The records below must be copied in full; omit the images.

════

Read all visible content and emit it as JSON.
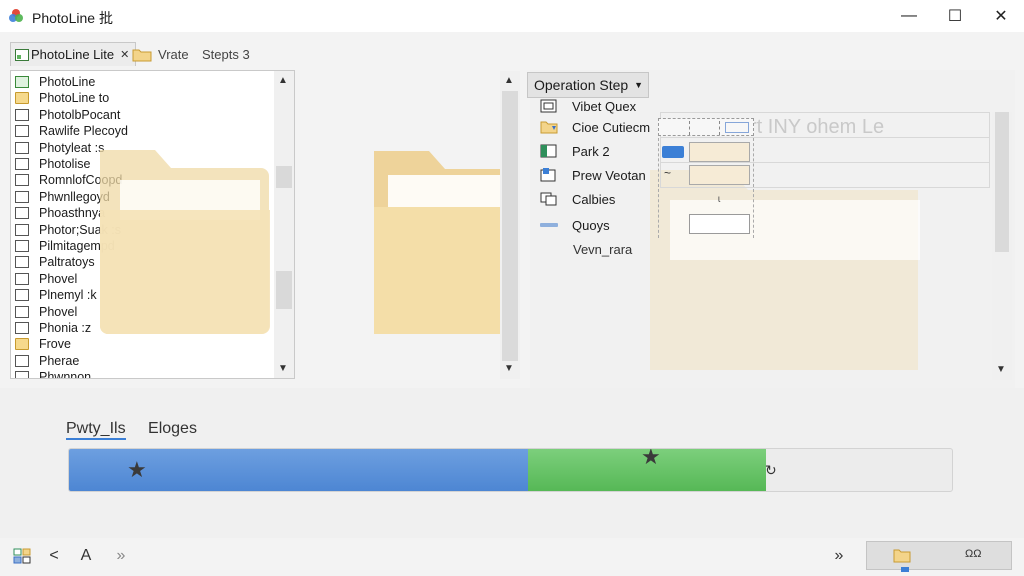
{
  "window": {
    "title": "PhotoLine 批",
    "minimize_glyph": "—",
    "maximize_glyph": "☐",
    "close_glyph": "✕"
  },
  "tabs": [
    {
      "label": "PhotoLine Lite",
      "close": "✕"
    },
    {
      "label": "Vrate"
    },
    {
      "label": "Stepts 3"
    }
  ],
  "file_list": [
    {
      "label": "PhotoLine",
      "icon": "green"
    },
    {
      "label": "PhotoLine to",
      "icon": "folder"
    },
    {
      "label": "PhotolbPocant",
      "icon": "file"
    },
    {
      "label": "Rawlife Plecoyd",
      "icon": "file"
    },
    {
      "label": "Photyleat :s",
      "icon": "file"
    },
    {
      "label": "Photolise",
      "icon": "file"
    },
    {
      "label": "RomnlofCoopd",
      "icon": "file"
    },
    {
      "label": "Phwnllegoyd",
      "icon": "file"
    },
    {
      "label": "Phoasthnya",
      "icon": "file"
    },
    {
      "label": "Photor;Suak :s",
      "icon": "file"
    },
    {
      "label": "Pilmitagempd",
      "icon": "file"
    },
    {
      "label": "Paltratoys",
      "icon": "file"
    },
    {
      "label": "Phovel",
      "icon": "file"
    },
    {
      "label": "Plnemyl :k",
      "icon": "file"
    },
    {
      "label": "Phovel",
      "icon": "file"
    },
    {
      "label": "Phonia :z",
      "icon": "file"
    },
    {
      "label": "Frove",
      "icon": "folder"
    },
    {
      "label": "Pherae",
      "icon": "file"
    },
    {
      "label": "Phwnnon",
      "icon": "file"
    }
  ],
  "operation": {
    "button_label": "Operation Step",
    "items": [
      {
        "label": "Vibet Quex",
        "icon": "frame-icon"
      },
      {
        "label": "Cioe Cutiecm",
        "icon": "folder-icon"
      },
      {
        "label": "Park 2",
        "icon": "layers-icon"
      },
      {
        "label": "Prew Veotan",
        "icon": "preview-icon"
      },
      {
        "label": "Calbies",
        "icon": "copy-icon"
      },
      {
        "label": "Quoys",
        "icon": "bar-icon"
      }
    ],
    "footer_label": "Vevn_rara",
    "cell_tilde": "~",
    "cell_dot": "ɩ"
  },
  "ghost_text": "rt INY ohem Le",
  "progress": {
    "tab_a": "Pwty_Ils",
    "tab_b": "Eloges",
    "blue_fraction": 0.52,
    "green_fraction": 0.27,
    "end_glyph": "↻"
  },
  "bottom": {
    "back_glyph": "<",
    "text_glyph": "A",
    "forward_glyph": "»",
    "right_glyph": "»",
    "right_box_label": "ΩΩ"
  }
}
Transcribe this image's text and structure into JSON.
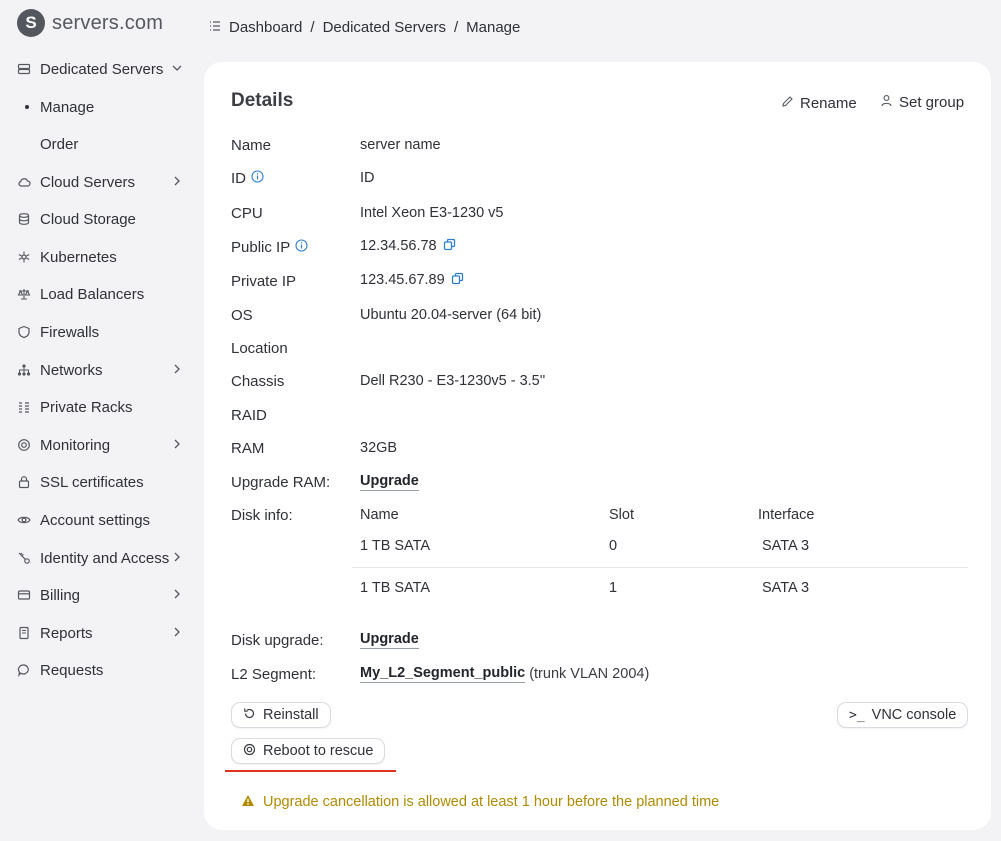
{
  "brand": {
    "name": "servers.com",
    "mark": "S"
  },
  "sidebar": {
    "items": [
      {
        "label": "Dedicated Servers",
        "icon": "server-icon",
        "chevron": "down"
      },
      {
        "label": "Manage",
        "icon": "bullet",
        "sub": true
      },
      {
        "label": "Order",
        "sub": true
      },
      {
        "label": "Cloud Servers",
        "icon": "cloud-icon",
        "chevron": "right"
      },
      {
        "label": "Cloud Storage",
        "icon": "storage-icon"
      },
      {
        "label": "Kubernetes",
        "icon": "kubernetes-icon"
      },
      {
        "label": "Load Balancers",
        "icon": "scale-icon"
      },
      {
        "label": "Firewalls",
        "icon": "shield-icon"
      },
      {
        "label": "Networks",
        "icon": "network-icon",
        "chevron": "right"
      },
      {
        "label": "Private Racks",
        "icon": "rack-icon"
      },
      {
        "label": "Monitoring",
        "icon": "monitor-icon",
        "chevron": "right"
      },
      {
        "label": "SSL certificates",
        "icon": "lock-icon"
      },
      {
        "label": "Account settings",
        "icon": "eye-icon"
      },
      {
        "label": "Identity and Access",
        "icon": "key-icon",
        "chevron": "right"
      },
      {
        "label": "Billing",
        "icon": "card-icon",
        "chevron": "right"
      },
      {
        "label": "Reports",
        "icon": "report-icon",
        "chevron": "right"
      },
      {
        "label": "Requests",
        "icon": "chat-icon"
      }
    ]
  },
  "breadcrumb": {
    "items": [
      "Dashboard",
      "Dedicated Servers",
      "Manage"
    ],
    "separator": "/"
  },
  "details": {
    "title": "Details",
    "rename_label": "Rename",
    "set_group_label": "Set group",
    "rows": {
      "name": {
        "label": "Name",
        "value": "server name"
      },
      "id": {
        "label": "ID",
        "value": "ID"
      },
      "cpu": {
        "label": "CPU",
        "value": "Intel Xeon E3-1230 v5"
      },
      "public_ip": {
        "label": "Public IP",
        "value": "12.34.56.78"
      },
      "private_ip": {
        "label": "Private IP",
        "value": "123.45.67.89"
      },
      "os": {
        "label": "OS",
        "value": "Ubuntu 20.04-server (64 bit)"
      },
      "location": {
        "label": "Location",
        "value": ""
      },
      "chassis": {
        "label": "Chassis",
        "value": "Dell R230 - E3-1230v5 - 3.5''"
      },
      "raid": {
        "label": "RAID",
        "value": ""
      },
      "ram": {
        "label": "RAM",
        "value": "32GB"
      },
      "upgrade_ram": {
        "label": "Upgrade RAM:",
        "link": "Upgrade"
      },
      "disk_info": {
        "label": "Disk info:"
      },
      "disk_upgrade": {
        "label": "Disk upgrade:",
        "link": "Upgrade"
      },
      "l2_segment": {
        "label": "L2 Segment:",
        "link": "My_L2_Segment_public",
        "suffix": "(trunk VLAN 2004)"
      }
    },
    "disks": {
      "columns": [
        "Name",
        "Slot",
        "Interface"
      ],
      "rows": [
        [
          "1 TB SATA",
          "0",
          "SATA 3"
        ],
        [
          "1 TB SATA",
          "1",
          "SATA 3"
        ]
      ]
    },
    "buttons": {
      "reinstall": "Reinstall",
      "vnc_console": "VNC console",
      "reboot_rescue": "Reboot to rescue"
    },
    "warning": "Upgrade cancellation is allowed at least 1 hour before the planned time"
  },
  "colors": {
    "background": "#f3f3f5",
    "card": "#ffffff",
    "accent_blue": "#2f7fd1",
    "warning": "#b08b00",
    "highlight_red": "#e0341f"
  }
}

════

- [Written answer]:
Read all visible content and emit it as JSON.
{
  "window": {
    "title": "PhotoLine 批",
    "minimize_glyph": "—",
    "maximize_glyph": "☐",
    "close_glyph": "✕"
  },
  "tabs": [
    {
      "label": "PhotoLine Lite",
      "close": "✕"
    },
    {
      "label": "Vrate"
    },
    {
      "label": "Stepts 3"
    }
  ],
  "file_list": [
    {
      "label": "PhotoLine",
      "icon": "green"
    },
    {
      "label": "PhotoLine to",
      "icon": "folder"
    },
    {
      "label": "PhotolbPocant",
      "icon": "file"
    },
    {
      "label": "Rawlife Plecoyd",
      "icon": "file"
    },
    {
      "label": "Photyleat :s",
      "icon": "file"
    },
    {
      "label": "Photolise",
      "icon": "file"
    },
    {
      "label": "RomnlofCoopd",
      "icon": "file"
    },
    {
      "label": "Phwnllegoyd",
      "icon": "file"
    },
    {
      "label": "Phoasthnya",
      "icon": "file"
    },
    {
      "label": "Photor;Suak :s",
      "icon": "file"
    },
    {
      "label": "Pilmitagempd",
      "icon": "file"
    },
    {
      "label": "Paltratoys",
      "icon": "file"
    },
    {
      "label": "Phovel",
      "icon": "file"
    },
    {
      "label": "Plnemyl :k",
      "icon": "file"
    },
    {
      "label": "Phovel",
      "icon": "file"
    },
    {
      "label": "Phonia :z",
      "icon": "file"
    },
    {
      "label": "Frove",
      "icon": "folder"
    },
    {
      "label": "Pherae",
      "icon": "file"
    },
    {
      "label": "Phwnnon",
      "icon": "file"
    }
  ],
  "operation": {
    "button_label": "Operation Step",
    "items": [
      {
        "label": "Vibet Quex",
        "icon": "frame-icon"
      },
      {
        "label": "Cioe Cutiecm",
        "icon": "folder-icon"
      },
      {
        "label": "Park 2",
        "icon": "layers-icon"
      },
      {
        "label": "Prew Veotan",
        "icon": "preview-icon"
      },
      {
        "label": "Calbies",
        "icon": "copy-icon"
      },
      {
        "label": "Quoys",
        "icon": "bar-icon"
      }
    ],
    "footer_label": "Vevn_rara",
    "cell_tilde": "~",
    "cell_dot": "ɩ"
  },
  "ghost_text": "rt INY ohem Le",
  "progress": {
    "tab_a": "Pwty_Ils",
    "tab_b": "Eloges",
    "blue_fraction": 0.52,
    "green_fraction": 0.27,
    "end_glyph": "↻"
  },
  "bottom": {
    "back_glyph": "<",
    "text_glyph": "A",
    "forward_glyph": "»",
    "right_glyph": "»",
    "right_box_label": "ΩΩ"
  }
}
Transcribe this image's text and structure into JSON.
{
  "brand": {
    "name": "servers.com",
    "mark": "S"
  },
  "sidebar": {
    "items": [
      {
        "label": "Dedicated Servers",
        "icon": "server-icon",
        "chevron": "down"
      },
      {
        "label": "Manage",
        "icon": "bullet",
        "sub": true
      },
      {
        "label": "Order",
        "sub": true
      },
      {
        "label": "Cloud Servers",
        "icon": "cloud-icon",
        "chevron": "right"
      },
      {
        "label": "Cloud Storage",
        "icon": "storage-icon"
      },
      {
        "label": "Kubernetes",
        "icon": "kubernetes-icon"
      },
      {
        "label": "Load Balancers",
        "icon": "scale-icon"
      },
      {
        "label": "Firewalls",
        "icon": "shield-icon"
      },
      {
        "label": "Networks",
        "icon": "network-icon",
        "chevron": "right"
      },
      {
        "label": "Private Racks",
        "icon": "rack-icon"
      },
      {
        "label": "Monitoring",
        "icon": "monitor-icon",
        "chevron": "right"
      },
      {
        "label": "SSL certificates",
        "icon": "lock-icon"
      },
      {
        "label": "Account settings",
        "icon": "eye-icon"
      },
      {
        "label": "Identity and Access",
        "icon": "key-icon",
        "chevron": "right"
      },
      {
        "label": "Billing",
        "icon": "card-icon",
        "chevron": "right"
      },
      {
        "label": "Reports",
        "icon": "report-icon",
        "chevron": "right"
      },
      {
        "label": "Requests",
        "icon": "chat-icon"
      }
    ]
  },
  "breadcrumb": {
    "items": [
      "Dashboard",
      "Dedicated Servers",
      "Manage"
    ],
    "separator": "/"
  },
  "details": {
    "title": "Details",
    "rename_label": "Rename",
    "set_group_label": "Set group",
    "rows": {
      "name": {
        "label": "Name",
        "value": "server name"
      },
      "id": {
        "label": "ID",
        "value": "ID"
      },
      "cpu": {
        "label": "CPU",
        "value": "Intel Xeon E3-1230 v5"
      },
      "public_ip": {
        "label": "Public IP",
        "value": "12.34.56.78"
      },
      "private_ip": {
        "label": "Private IP",
        "value": "123.45.67.89"
      },
      "os": {
        "label": "OS",
        "value": "Ubuntu 20.04-server (64 bit)"
      },
      "location": {
        "label": "Location",
        "value": ""
      },
      "chassis": {
        "label": "Chassis",
        "value": "Dell R230 - E3-1230v5 - 3.5''"
      },
      "raid": {
        "label": "RAID",
        "value": ""
      },
      "ram": {
        "label": "RAM",
        "value": "32GB"
      },
      "upgrade_ram": {
        "label": "Upgrade RAM:",
        "link": "Upgrade"
      },
      "disk_info": {
        "label": "Disk info:"
      },
      "disk_upgrade": {
        "label": "Disk upgrade:",
        "link": "Upgrade"
      },
      "l2_segment": {
        "label": "L2 Segment:",
        "link": "My_L2_Segment_public",
        "suffix": "(trunk VLAN 2004)"
      }
    },
    "disks": {
      "columns": [
        "Name",
        "Slot",
        "Interface"
      ],
      "rows": [
        [
          "1 TB SATA",
          "0",
          "SATA 3"
        ],
        [
          "1 TB SATA",
          "1",
          "SATA 3"
        ]
      ]
    },
    "buttons": {
      "reinstall": "Reinstall",
      "vnc_console": "VNC console",
      "reboot_rescue": "Reboot to rescue"
    },
    "warning": "Upgrade cancellation is allowed at least 1 hour before the planned time"
  },
  "colors": {
    "background": "#f3f3f5",
    "card": "#ffffff",
    "accent_blue": "#2f7fd1",
    "warning": "#b08b00",
    "highlight_red": "#e0341f"
  }
}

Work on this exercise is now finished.